Collected data:
%%

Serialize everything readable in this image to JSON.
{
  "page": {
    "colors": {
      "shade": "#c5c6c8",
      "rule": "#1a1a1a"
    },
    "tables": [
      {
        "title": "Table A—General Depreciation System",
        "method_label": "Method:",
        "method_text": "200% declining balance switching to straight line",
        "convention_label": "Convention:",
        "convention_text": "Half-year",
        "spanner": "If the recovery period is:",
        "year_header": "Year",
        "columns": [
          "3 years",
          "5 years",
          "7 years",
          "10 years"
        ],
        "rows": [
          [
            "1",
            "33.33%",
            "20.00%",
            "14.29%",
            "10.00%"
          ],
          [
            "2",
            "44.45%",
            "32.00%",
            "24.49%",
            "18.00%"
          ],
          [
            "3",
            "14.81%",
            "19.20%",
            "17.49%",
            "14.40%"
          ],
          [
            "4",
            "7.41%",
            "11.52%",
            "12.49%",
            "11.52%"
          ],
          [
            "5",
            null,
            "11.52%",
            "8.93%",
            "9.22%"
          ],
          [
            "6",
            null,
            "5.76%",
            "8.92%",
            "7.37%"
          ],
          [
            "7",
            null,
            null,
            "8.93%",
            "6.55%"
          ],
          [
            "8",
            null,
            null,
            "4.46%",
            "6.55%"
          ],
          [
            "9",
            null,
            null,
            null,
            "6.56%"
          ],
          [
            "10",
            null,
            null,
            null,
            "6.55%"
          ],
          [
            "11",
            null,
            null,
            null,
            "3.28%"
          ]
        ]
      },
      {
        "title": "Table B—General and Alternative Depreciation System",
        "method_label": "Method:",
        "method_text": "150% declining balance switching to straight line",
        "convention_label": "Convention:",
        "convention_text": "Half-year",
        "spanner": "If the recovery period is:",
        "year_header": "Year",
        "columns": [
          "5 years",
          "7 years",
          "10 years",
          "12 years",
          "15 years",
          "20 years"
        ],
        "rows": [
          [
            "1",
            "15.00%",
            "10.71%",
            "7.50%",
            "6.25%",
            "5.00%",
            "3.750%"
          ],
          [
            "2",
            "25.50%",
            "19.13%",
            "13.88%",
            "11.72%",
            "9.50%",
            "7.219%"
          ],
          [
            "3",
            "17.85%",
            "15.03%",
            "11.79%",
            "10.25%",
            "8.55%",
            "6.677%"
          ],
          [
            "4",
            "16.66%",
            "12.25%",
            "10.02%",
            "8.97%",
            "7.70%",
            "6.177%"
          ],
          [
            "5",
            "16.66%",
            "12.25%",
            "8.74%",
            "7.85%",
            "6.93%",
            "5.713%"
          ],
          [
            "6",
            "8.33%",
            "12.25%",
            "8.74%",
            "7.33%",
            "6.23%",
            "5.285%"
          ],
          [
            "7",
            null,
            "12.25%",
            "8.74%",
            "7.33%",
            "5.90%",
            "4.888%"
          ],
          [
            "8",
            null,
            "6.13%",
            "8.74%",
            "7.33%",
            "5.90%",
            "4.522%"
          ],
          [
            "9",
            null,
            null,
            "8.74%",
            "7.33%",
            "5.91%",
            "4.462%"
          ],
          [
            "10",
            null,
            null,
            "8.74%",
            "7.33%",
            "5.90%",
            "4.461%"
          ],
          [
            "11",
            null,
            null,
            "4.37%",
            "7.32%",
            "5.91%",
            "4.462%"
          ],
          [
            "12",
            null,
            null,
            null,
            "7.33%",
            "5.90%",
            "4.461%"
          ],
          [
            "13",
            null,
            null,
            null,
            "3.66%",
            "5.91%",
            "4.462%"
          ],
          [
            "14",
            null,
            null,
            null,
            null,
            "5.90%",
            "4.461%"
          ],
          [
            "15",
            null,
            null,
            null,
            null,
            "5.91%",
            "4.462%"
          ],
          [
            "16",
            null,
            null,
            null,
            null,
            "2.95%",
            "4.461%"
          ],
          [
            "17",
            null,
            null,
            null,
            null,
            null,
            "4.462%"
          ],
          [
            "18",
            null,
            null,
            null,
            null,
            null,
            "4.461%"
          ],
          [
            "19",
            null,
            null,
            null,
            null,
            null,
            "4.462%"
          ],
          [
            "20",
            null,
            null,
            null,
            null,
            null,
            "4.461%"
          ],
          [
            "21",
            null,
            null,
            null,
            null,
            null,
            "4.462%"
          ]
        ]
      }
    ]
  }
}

%%

REQUIRED TASK
Write out all of the records above exactly as they appear.

RESPONSE BELOW
Serialize everything readable in this image to JSON.
{
  "page": {
    "colors": {
      "shade": "#c5c6c8",
      "rule": "#1a1a1a"
    },
    "tables": [
      {
        "title": "Table A—General Depreciation System",
        "method_label": "Method:",
        "method_text": "200% declining balance switching to straight line",
        "convention_label": "Convention:",
        "convention_text": "Half-year",
        "spanner": "If the recovery period is:",
        "year_header": "Year",
        "columns": [
          "3 years",
          "5 years",
          "7 years",
          "10 years"
        ],
        "rows": [
          [
            "1",
            "33.33%",
            "20.00%",
            "14.29%",
            "10.00%"
          ],
          [
            "2",
            "44.45%",
            "32.00%",
            "24.49%",
            "18.00%"
          ],
          [
            "3",
            "14.81%",
            "19.20%",
            "17.49%",
            "14.40%"
          ],
          [
            "4",
            "7.41%",
            "11.52%",
            "12.49%",
            "11.52%"
          ],
          [
            "5",
            null,
            "11.52%",
            "8.93%",
            "9.22%"
          ],
          [
            "6",
            null,
            "5.76%",
            "8.92%",
            "7.37%"
          ],
          [
            "7",
            null,
            null,
            "8.93%",
            "6.55%"
          ],
          [
            "8",
            null,
            null,
            "4.46%",
            "6.55%"
          ],
          [
            "9",
            null,
            null,
            null,
            "6.56%"
          ],
          [
            "10",
            null,
            null,
            null,
            "6.55%"
          ],
          [
            "11",
            null,
            null,
            null,
            "3.28%"
          ]
        ]
      },
      {
        "title": "Table B—General and Alternative Depreciation System",
        "method_label": "Method:",
        "method_text": "150% declining balance switching to straight line",
        "convention_label": "Convention:",
        "convention_text": "Half-year",
        "spanner": "If the recovery period is:",
        "year_header": "Year",
        "columns": [
          "5 years",
          "7 years",
          "10 years",
          "12 years",
          "15 years",
          "20 years"
        ],
        "rows": [
          [
            "1",
            "15.00%",
            "10.71%",
            "7.50%",
            "6.25%",
            "5.00%",
            "3.750%"
          ],
          [
            "2",
            "25.50%",
            "19.13%",
            "13.88%",
            "11.72%",
            "9.50%",
            "7.219%"
          ],
          [
            "3",
            "17.85%",
            "15.03%",
            "11.79%",
            "10.25%",
            "8.55%",
            "6.677%"
          ],
          [
            "4",
            "16.66%",
            "12.25%",
            "10.02%",
            "8.97%",
            "7.70%",
            "6.177%"
          ],
          [
            "5",
            "16.66%",
            "12.25%",
            "8.74%",
            "7.85%",
            "6.93%",
            "5.713%"
          ],
          [
            "6",
            "8.33%",
            "12.25%",
            "8.74%",
            "7.33%",
            "6.23%",
            "5.285%"
          ],
          [
            "7",
            null,
            "12.25%",
            "8.74%",
            "7.33%",
            "5.90%",
            "4.888%"
          ],
          [
            "8",
            null,
            "6.13%",
            "8.74%",
            "7.33%",
            "5.90%",
            "4.522%"
          ],
          [
            "9",
            null,
            null,
            "8.74%",
            "7.33%",
            "5.91%",
            "4.462%"
          ],
          [
            "10",
            null,
            null,
            "8.74%",
            "7.33%",
            "5.90%",
            "4.461%"
          ],
          [
            "11",
            null,
            null,
            "4.37%",
            "7.32%",
            "5.91%",
            "4.462%"
          ],
          [
            "12",
            null,
            null,
            null,
            "7.33%",
            "5.90%",
            "4.461%"
          ],
          [
            "13",
            null,
            null,
            null,
            "3.66%",
            "5.91%",
            "4.462%"
          ],
          [
            "14",
            null,
            null,
            null,
            null,
            "5.90%",
            "4.461%"
          ],
          [
            "15",
            null,
            null,
            null,
            null,
            "5.91%",
            "4.462%"
          ],
          [
            "16",
            null,
            null,
            null,
            null,
            "2.95%",
            "4.461%"
          ],
          [
            "17",
            null,
            null,
            null,
            null,
            null,
            "4.462%"
          ],
          [
            "18",
            null,
            null,
            null,
            null,
            null,
            "4.461%"
          ],
          [
            "19",
            null,
            null,
            null,
            null,
            null,
            "4.462%"
          ],
          [
            "20",
            null,
            null,
            null,
            null,
            null,
            "4.461%"
          ],
          [
            "21",
            null,
            null,
            null,
            null,
            null,
            "4.462%"
          ]
        ]
      }
    ]
  }
}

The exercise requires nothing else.